Dataset items

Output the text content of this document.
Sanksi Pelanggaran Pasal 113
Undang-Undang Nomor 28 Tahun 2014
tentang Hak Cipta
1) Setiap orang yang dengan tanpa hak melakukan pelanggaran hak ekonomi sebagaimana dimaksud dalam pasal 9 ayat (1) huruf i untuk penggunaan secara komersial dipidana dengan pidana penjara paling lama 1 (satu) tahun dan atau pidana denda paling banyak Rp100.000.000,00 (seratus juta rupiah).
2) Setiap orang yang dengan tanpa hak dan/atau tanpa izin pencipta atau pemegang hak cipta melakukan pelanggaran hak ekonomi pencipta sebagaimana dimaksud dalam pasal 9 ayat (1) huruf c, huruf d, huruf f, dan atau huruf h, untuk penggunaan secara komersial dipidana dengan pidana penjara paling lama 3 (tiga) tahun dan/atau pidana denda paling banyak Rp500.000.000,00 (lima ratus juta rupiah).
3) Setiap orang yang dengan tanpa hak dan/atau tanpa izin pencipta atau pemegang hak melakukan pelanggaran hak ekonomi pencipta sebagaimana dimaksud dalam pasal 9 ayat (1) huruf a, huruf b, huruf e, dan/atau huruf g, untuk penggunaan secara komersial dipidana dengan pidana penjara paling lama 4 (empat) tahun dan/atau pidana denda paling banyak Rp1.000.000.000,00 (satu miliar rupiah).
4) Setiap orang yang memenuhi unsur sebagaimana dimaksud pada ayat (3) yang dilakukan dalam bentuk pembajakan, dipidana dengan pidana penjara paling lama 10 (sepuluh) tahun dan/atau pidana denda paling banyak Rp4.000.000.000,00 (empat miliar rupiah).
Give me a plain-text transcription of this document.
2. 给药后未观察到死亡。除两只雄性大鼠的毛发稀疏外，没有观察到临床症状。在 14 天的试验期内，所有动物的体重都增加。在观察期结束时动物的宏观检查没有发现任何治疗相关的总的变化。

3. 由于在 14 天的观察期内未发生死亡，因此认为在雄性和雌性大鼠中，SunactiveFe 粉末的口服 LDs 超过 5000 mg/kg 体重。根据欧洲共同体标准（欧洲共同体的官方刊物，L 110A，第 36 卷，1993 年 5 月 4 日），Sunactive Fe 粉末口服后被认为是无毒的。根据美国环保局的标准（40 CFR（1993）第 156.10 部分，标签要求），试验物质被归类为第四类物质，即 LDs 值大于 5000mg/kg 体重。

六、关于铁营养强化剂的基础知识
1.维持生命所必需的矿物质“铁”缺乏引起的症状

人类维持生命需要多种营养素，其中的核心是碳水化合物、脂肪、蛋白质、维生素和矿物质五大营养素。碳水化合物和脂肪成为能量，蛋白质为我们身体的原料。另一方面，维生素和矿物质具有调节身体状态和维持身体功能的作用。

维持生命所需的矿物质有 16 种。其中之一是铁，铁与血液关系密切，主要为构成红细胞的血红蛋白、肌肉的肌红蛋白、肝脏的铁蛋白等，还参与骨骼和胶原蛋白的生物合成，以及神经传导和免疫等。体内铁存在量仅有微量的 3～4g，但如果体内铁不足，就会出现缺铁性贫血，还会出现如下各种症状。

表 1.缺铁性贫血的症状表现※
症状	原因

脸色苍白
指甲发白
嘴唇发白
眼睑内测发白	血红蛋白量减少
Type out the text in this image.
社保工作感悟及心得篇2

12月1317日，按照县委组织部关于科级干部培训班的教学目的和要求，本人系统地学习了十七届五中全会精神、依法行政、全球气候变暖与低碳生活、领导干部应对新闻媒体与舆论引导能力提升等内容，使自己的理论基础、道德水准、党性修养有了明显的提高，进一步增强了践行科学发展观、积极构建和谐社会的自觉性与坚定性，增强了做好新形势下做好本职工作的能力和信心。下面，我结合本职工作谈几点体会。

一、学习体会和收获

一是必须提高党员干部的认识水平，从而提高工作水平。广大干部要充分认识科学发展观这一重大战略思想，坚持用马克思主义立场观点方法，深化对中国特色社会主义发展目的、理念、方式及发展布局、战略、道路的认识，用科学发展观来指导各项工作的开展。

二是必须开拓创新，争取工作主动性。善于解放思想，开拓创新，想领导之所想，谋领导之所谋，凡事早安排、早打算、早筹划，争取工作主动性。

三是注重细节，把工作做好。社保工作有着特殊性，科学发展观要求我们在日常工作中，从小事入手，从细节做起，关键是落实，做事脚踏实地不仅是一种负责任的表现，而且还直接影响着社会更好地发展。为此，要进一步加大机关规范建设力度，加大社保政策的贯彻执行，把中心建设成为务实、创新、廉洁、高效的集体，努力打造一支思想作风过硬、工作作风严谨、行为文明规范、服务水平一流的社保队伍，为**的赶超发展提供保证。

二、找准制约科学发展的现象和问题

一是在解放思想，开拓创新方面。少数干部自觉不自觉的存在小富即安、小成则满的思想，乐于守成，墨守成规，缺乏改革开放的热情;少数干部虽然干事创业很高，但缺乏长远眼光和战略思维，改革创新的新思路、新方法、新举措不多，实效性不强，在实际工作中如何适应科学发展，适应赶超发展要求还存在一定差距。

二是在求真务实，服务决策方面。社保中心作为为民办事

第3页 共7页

YOUR TASK
Print all of the data exactly as it was given.

WRITTEN SOLUTION
Output the text content of this document.
Sanksi Pelanggaran Pasal 113
Undang-Undang Nomor 28 Tahun 2014
tentang Hak Cipta
1) Setiap orang yang dengan tanpa hak melakukan pelanggaran hak ekonomi sebagaimana dimaksud dalam pasal 9 ayat (1) huruf i untuk penggunaan secara komersial dipidana dengan pidana penjara paling lama 1 (satu) tahun dan atau pidana denda paling banyak Rp100.000.000,00 (seratus juta rupiah).
2) Setiap orang yang dengan tanpa hak dan/atau tanpa izin pencipta atau pemegang hak cipta melakukan pelanggaran hak ekonomi pencipta sebagaimana dimaksud dalam pasal 9 ayat (1) huruf c, huruf d, huruf f, dan atau huruf h, untuk penggunaan secara komersial dipidana dengan pidana penjara paling lama 3 (tiga) tahun dan/atau pidana denda paling banyak Rp500.000.000,00 (lima ratus juta rupiah).
3) Setiap orang yang dengan tanpa hak dan/atau tanpa izin pencipta atau pemegang hak melakukan pelanggaran hak ekonomi pencipta sebagaimana dimaksud dalam pasal 9 ayat (1) huruf a, huruf b, huruf e, dan/atau huruf g, untuk penggunaan secara komersial dipidana dengan pidana penjara paling lama 4 (empat) tahun dan/atau pidana denda paling banyak Rp1.000.000.000,00 (satu miliar rupiah).
4) Setiap orang yang memenuhi unsur sebagaimana dimaksud pada ayat (3) yang dilakukan dalam bentuk pembajakan, dipidana dengan pidana penjara paling lama 10 (sepuluh) tahun dan/atau pidana denda paling banyak Rp4.000.000.000,00 (empat miliar rupiah).
Give me a plain-text transcription of this document.
2. 给药后未观察到死亡。除两只雄性大鼠的毛发稀疏外，没有观察到临床症状。在 14 天的试验期内，所有动物的体重都增加。在观察期结束时动物的宏观检查没有发现任何治疗相关的总的变化。

3. 由于在 14 天的观察期内未发生死亡，因此认为在雄性和雌性大鼠中，SunactiveFe 粉末的口服 LDs 超过 5000 mg/kg 体重。根据欧洲共同体标准（欧洲共同体的官方刊物，L 110A，第 36 卷，1993 年 5 月 4 日），Sunactive Fe 粉末口服后被认为是无毒的。根据美国环保局的标准（40 CFR（1993）第 156.10 部分，标签要求），试验物质被归类为第四类物质，即 LDs 值大于 5000mg/kg 体重。

六、关于铁营养强化剂的基础知识
1.维持生命所必需的矿物质“铁”缺乏引起的症状

人类维持生命需要多种营养素，其中的核心是碳水化合物、脂肪、蛋白质、维生素和矿物质五大营养素。碳水化合物和脂肪成为能量，蛋白质为我们身体的原料。另一方面，维生素和矿物质具有调节身体状态和维持身体功能的作用。

维持生命所需的矿物质有 16 种。其中之一是铁，铁与血液关系密切，主要为构成红细胞的血红蛋白、肌肉的肌红蛋白、肝脏的铁蛋白等，还参与骨骼和胶原蛋白的生物合成，以及神经传导和免疫等。体内铁存在量仅有微量的 3～4g，但如果体内铁不足，就会出现缺铁性贫血，还会出现如下各种症状。

表 1.缺铁性贫血的症状表现※
症状	原因

脸色苍白
指甲发白
嘴唇发白
眼睑内测发白	血红蛋白量减少
Type out the text in this image.
社保工作感悟及心得篇2

12月1317日，按照县委组织部关于科级干部培训班的教学目的和要求，本人系统地学习了十七届五中全会精神、依法行政、全球气候变暖与低碳生活、领导干部应对新闻媒体与舆论引导能力提升等内容，使自己的理论基础、道德水准、党性修养有了明显的提高，进一步增强了践行科学发展观、积极构建和谐社会的自觉性与坚定性，增强了做好新形势下做好本职工作的能力和信心。下面，我结合本职工作谈几点体会。

一、学习体会和收获

一是必须提高党员干部的认识水平，从而提高工作水平。广大干部要充分认识科学发展观这一重大战略思想，坚持用马克思主义立场观点方法，深化对中国特色社会主义发展目的、理念、方式及发展布局、战略、道路的认识，用科学发展观来指导各项工作的开展。

二是必须开拓创新，争取工作主动性。善于解放思想，开拓创新，想领导之所想，谋领导之所谋，凡事早安排、早打算、早筹划，争取工作主动性。

三是注重细节，把工作做好。社保工作有着特殊性，科学发展观要求我们在日常工作中，从小事入手，从细节做起，关键是落实，做事脚踏实地不仅是一种负责任的表现，而且还直接影响着社会更好地发展。为此，要进一步加大机关规范建设力度，加大社保政策的贯彻执行，把中心建设成为务实、创新、廉洁、高效的集体，努力打造一支思想作风过硬、工作作风严谨、行为文明规范、服务水平一流的社保队伍，为**的赶超发展提供保证。

二、找准制约科学发展的现象和问题

一是在解放思想，开拓创新方面。少数干部自觉不自觉的存在小富即安、小成则满的思想，乐于守成，墨守成规，缺乏改革开放的热情;少数干部虽然干事创业很高，但缺乏长远眼光和战略思维，改革创新的新思路、新方法、新举措不多，实效性不强，在实际工作中如何适应科学发展，适应赶超发展要求还存在一定差距。

二是在求真务实，服务决策方面。社保中心作为为民办事

第3页 共7页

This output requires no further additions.